■ Short exercise
Each entry must be reproduced precisely as it stands.

■ Data provided
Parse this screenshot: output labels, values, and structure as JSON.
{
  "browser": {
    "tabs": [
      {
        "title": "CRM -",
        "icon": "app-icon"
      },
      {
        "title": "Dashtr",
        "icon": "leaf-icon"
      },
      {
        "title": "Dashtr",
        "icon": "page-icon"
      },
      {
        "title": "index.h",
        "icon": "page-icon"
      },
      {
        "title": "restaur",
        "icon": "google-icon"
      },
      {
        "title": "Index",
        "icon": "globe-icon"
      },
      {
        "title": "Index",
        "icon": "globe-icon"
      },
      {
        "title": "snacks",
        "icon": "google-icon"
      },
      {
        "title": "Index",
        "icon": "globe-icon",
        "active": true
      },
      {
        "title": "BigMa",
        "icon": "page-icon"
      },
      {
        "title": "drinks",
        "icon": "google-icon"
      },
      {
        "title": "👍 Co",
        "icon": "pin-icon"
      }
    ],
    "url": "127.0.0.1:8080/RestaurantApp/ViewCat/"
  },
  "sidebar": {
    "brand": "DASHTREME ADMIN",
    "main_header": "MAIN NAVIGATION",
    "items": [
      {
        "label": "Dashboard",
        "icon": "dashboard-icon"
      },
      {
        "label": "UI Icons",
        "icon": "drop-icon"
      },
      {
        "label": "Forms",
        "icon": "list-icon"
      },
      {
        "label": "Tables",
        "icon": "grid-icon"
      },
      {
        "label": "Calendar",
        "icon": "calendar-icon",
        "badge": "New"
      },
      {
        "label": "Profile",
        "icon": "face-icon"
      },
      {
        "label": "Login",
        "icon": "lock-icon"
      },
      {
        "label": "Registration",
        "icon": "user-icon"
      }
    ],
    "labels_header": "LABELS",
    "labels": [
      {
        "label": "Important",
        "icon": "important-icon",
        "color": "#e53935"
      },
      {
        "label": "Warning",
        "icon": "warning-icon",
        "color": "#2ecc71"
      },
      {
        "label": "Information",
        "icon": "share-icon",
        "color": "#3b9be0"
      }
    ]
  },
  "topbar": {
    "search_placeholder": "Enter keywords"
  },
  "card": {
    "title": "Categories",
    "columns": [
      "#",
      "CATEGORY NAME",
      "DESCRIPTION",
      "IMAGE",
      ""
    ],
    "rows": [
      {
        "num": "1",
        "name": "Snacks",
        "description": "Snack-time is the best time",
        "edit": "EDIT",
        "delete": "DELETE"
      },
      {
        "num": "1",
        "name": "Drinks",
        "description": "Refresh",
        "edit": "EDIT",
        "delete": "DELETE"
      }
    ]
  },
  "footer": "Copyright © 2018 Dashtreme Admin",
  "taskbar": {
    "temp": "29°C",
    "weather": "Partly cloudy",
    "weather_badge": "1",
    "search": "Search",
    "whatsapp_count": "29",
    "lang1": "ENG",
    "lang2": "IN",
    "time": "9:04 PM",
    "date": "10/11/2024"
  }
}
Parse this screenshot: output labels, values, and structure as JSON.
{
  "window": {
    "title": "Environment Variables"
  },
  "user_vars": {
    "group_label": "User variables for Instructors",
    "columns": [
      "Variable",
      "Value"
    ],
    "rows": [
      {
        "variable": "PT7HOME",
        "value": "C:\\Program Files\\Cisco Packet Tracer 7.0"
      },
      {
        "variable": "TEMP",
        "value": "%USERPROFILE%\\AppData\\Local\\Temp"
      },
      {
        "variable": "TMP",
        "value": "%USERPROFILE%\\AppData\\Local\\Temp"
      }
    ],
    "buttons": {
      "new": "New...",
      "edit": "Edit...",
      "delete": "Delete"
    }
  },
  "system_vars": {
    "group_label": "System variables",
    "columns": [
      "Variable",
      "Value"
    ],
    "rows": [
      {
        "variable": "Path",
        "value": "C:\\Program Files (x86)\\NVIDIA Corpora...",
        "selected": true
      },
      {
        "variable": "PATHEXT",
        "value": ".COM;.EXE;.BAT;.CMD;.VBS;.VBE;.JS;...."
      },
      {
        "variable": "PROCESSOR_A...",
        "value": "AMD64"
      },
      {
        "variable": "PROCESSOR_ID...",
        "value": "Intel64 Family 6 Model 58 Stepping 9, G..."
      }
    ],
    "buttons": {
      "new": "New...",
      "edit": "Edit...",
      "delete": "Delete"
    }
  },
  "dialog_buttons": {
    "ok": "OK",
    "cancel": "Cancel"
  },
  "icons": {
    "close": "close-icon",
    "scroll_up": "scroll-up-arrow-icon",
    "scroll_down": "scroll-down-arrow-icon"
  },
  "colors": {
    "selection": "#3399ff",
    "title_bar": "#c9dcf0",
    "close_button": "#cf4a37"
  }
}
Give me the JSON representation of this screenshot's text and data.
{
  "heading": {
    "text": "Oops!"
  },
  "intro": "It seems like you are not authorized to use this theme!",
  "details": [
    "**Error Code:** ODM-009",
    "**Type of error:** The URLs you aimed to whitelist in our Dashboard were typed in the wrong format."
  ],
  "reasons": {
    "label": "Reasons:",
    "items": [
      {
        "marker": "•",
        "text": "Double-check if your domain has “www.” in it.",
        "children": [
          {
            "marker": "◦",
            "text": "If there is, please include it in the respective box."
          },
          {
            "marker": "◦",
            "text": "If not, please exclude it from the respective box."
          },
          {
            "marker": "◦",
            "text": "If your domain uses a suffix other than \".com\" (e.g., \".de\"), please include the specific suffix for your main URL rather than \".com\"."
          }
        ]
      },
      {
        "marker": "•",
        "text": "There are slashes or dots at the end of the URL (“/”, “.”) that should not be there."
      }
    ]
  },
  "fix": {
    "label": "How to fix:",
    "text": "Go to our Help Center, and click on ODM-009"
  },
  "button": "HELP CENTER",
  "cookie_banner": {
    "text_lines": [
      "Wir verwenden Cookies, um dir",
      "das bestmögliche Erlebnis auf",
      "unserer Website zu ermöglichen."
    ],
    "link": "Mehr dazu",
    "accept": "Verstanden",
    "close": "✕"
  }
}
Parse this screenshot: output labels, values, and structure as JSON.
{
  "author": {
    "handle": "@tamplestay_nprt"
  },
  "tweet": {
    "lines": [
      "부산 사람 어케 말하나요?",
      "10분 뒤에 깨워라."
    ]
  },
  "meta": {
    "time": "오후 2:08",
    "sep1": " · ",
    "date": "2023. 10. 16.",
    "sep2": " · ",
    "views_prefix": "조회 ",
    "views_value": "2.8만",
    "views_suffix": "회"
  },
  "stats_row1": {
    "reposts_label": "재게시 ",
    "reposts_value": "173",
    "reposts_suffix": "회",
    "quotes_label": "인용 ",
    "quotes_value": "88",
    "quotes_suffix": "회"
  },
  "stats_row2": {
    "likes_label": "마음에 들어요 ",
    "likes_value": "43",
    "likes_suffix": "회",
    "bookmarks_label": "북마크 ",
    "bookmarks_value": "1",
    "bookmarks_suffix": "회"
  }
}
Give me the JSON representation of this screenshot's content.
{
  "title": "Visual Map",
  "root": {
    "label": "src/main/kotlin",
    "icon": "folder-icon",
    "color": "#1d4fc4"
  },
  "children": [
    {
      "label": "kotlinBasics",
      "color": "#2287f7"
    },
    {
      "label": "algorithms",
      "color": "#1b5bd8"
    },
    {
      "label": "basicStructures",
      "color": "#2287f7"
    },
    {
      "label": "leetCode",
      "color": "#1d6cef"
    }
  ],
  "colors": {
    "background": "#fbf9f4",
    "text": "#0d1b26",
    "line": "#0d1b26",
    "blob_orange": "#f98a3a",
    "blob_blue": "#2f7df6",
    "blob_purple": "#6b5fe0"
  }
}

■ Result
Parse this screenshot: output labels, values, and structure as JSON.
{
  "browser": {
    "tabs": [
      {
        "title": "CRM -",
        "icon": "app-icon"
      },
      {
        "title": "Dashtr",
        "icon": "leaf-icon"
      },
      {
        "title": "Dashtr",
        "icon": "page-icon"
      },
      {
        "title": "index.h",
        "icon": "page-icon"
      },
      {
        "title": "restaur",
        "icon": "google-icon"
      },
      {
        "title": "Index",
        "icon": "globe-icon"
      },
      {
        "title": "Index",
        "icon": "globe-icon"
      },
      {
        "title": "snacks",
        "icon": "google-icon"
      },
      {
        "title": "Index",
        "icon": "globe-icon",
        "active": true
      },
      {
        "title": "BigMa",
        "icon": "page-icon"
      },
      {
        "title": "drinks",
        "icon": "google-icon"
      },
      {
        "title": "👍 Co",
        "icon": "pin-icon"
      }
    ],
    "url": "127.0.0.1:8080/RestaurantApp/ViewCat/"
  },
  "sidebar": {
    "brand": "DASHTREME ADMIN",
    "main_header": "MAIN NAVIGATION",
    "items": [
      {
        "label": "Dashboard",
        "icon": "dashboard-icon"
      },
      {
        "label": "UI Icons",
        "icon": "drop-icon"
      },
      {
        "label": "Forms",
        "icon": "list-icon"
      },
      {
        "label": "Tables",
        "icon": "grid-icon"
      },
      {
        "label": "Calendar",
        "icon": "calendar-icon",
        "badge": "New"
      },
      {
        "label": "Profile",
        "icon": "face-icon"
      },
      {
        "label": "Login",
        "icon": "lock-icon"
      },
      {
        "label": "Registration",
        "icon": "user-icon"
      }
    ],
    "labels_header": "LABELS",
    "labels": [
      {
        "label": "Important",
        "icon": "important-icon",
        "color": "#e53935"
      },
      {
        "label": "Warning",
        "icon": "warning-icon",
        "color": "#2ecc71"
      },
      {
        "label": "Information",
        "icon": "share-icon",
        "color": "#3b9be0"
      }
    ]
  },
  "topbar": {
    "search_placeholder": "Enter keywords"
  },
  "card": {
    "title": "Categories",
    "columns": [
      "#",
      "CATEGORY NAME",
      "DESCRIPTION",
      "IMAGE",
      ""
    ],
    "rows": [
      {
        "num": "1",
        "name": "Snacks",
        "description": "Snack-time is the best time",
        "edit": "EDIT",
        "delete": "DELETE"
      },
      {
        "num": "1",
        "name": "Drinks",
        "description": "Refresh",
        "edit": "EDIT",
        "delete": "DELETE"
      }
    ]
  },
  "footer": "Copyright © 2018 Dashtreme Admin",
  "taskbar": {
    "temp": "29°C",
    "weather": "Partly cloudy",
    "weather_badge": "1",
    "search": "Search",
    "whatsapp_count": "29",
    "lang1": "ENG",
    "lang2": "IN",
    "time": "9:04 PM",
    "date": "10/11/2024"
  }
}
Parse this screenshot: output labels, values, and structure as JSON.
{
  "window": {
    "title": "Environment Variables"
  },
  "user_vars": {
    "group_label": "User variables for Instructors",
    "columns": [
      "Variable",
      "Value"
    ],
    "rows": [
      {
        "variable": "PT7HOME",
        "value": "C:\\Program Files\\Cisco Packet Tracer 7.0"
      },
      {
        "variable": "TEMP",
        "value": "%USERPROFILE%\\AppData\\Local\\Temp"
      },
      {
        "variable": "TMP",
        "value": "%USERPROFILE%\\AppData\\Local\\Temp"
      }
    ],
    "buttons": {
      "new": "New...",
      "edit": "Edit...",
      "delete": "Delete"
    }
  },
  "system_vars": {
    "group_label": "System variables",
    "columns": [
      "Variable",
      "Value"
    ],
    "rows": [
      {
        "variable": "Path",
        "value": "C:\\Program Files (x86)\\NVIDIA Corpora...",
        "selected": true
      },
      {
        "variable": "PATHEXT",
        "value": ".COM;.EXE;.BAT;.CMD;.VBS;.VBE;.JS;...."
      },
      {
        "variable": "PROCESSOR_A...",
        "value": "AMD64"
      },
      {
        "variable": "PROCESSOR_ID...",
        "value": "Intel64 Family 6 Model 58 Stepping 9, G..."
      }
    ],
    "buttons": {
      "new": "New...",
      "edit": "Edit...",
      "delete": "Delete"
    }
  },
  "dialog_buttons": {
    "ok": "OK",
    "cancel": "Cancel"
  },
  "icons": {
    "close": "close-icon",
    "scroll_up": "scroll-up-arrow-icon",
    "scroll_down": "scroll-down-arrow-icon"
  },
  "colors": {
    "selection": "#3399ff",
    "title_bar": "#c9dcf0",
    "close_button": "#cf4a37"
  }
}
Give me the JSON representation of this screenshot's text and data.
{
  "heading": {
    "text": "Oops!"
  },
  "intro": "It seems like you are not authorized to use this theme!",
  "details": [
    "**Error Code:** ODM-009",
    "**Type of error:** The URLs you aimed to whitelist in our Dashboard were typed in the wrong format."
  ],
  "reasons": {
    "label": "Reasons:",
    "items": [
      {
        "marker": "•",
        "text": "Double-check if your domain has “www.” in it.",
        "children": [
          {
            "marker": "◦",
            "text": "If there is, please include it in the respective box."
          },
          {
            "marker": "◦",
            "text": "If not, please exclude it from the respective box."
          },
          {
            "marker": "◦",
            "text": "If your domain uses a suffix other than \".com\" (e.g., \".de\"), please include the specific suffix for your main URL rather than \".com\"."
          }
        ]
      },
      {
        "marker": "•",
        "text": "There are slashes or dots at the end of the URL (“/”, “.”) that should not be there."
      }
    ]
  },
  "fix": {
    "label": "How to fix:",
    "text": "Go to our Help Center, and click on ODM-009"
  },
  "button": "HELP CENTER",
  "cookie_banner": {
    "text_lines": [
      "Wir verwenden Cookies, um dir",
      "das bestmögliche Erlebnis auf",
      "unserer Website zu ermöglichen."
    ],
    "link": "Mehr dazu",
    "accept": "Verstanden",
    "close": "✕"
  }
}
Parse this screenshot: output labels, values, and structure as JSON.
{
  "author": {
    "handle": "@tamplestay_nprt"
  },
  "tweet": {
    "lines": [
      "부산 사람 어케 말하나요?",
      "10분 뒤에 깨워라."
    ]
  },
  "meta": {
    "time": "오후 2:08",
    "sep1": " · ",
    "date": "2023. 10. 16.",
    "sep2": " · ",
    "views_prefix": "조회 ",
    "views_value": "2.8만",
    "views_suffix": "회"
  },
  "stats_row1": {
    "reposts_label": "재게시 ",
    "reposts_value": "173",
    "reposts_suffix": "회",
    "quotes_label": "인용 ",
    "quotes_value": "88",
    "quotes_suffix": "회"
  },
  "stats_row2": {
    "likes_label": "마음에 들어요 ",
    "likes_value": "43",
    "likes_suffix": "회",
    "bookmarks_label": "북마크 ",
    "bookmarks_value": "1",
    "bookmarks_suffix": "회"
  }
}
Give me the JSON representation of this screenshot's content.
{
  "title": "Visual Map",
  "root": {
    "label": "src/main/kotlin",
    "icon": "folder-icon",
    "color": "#1d4fc4"
  },
  "children": [
    {
      "label": "kotlinBasics",
      "color": "#2287f7"
    },
    {
      "label": "algorithms",
      "color": "#1b5bd8"
    },
    {
      "label": "basicStructures",
      "color": "#2287f7"
    },
    {
      "label": "leetCode",
      "color": "#1d6cef"
    }
  ],
  "colors": {
    "background": "#fbf9f4",
    "text": "#0d1b26",
    "line": "#0d1b26",
    "blob_orange": "#f98a3a",
    "blob_blue": "#2f7df6",
    "blob_purple": "#6b5fe0"
  }
}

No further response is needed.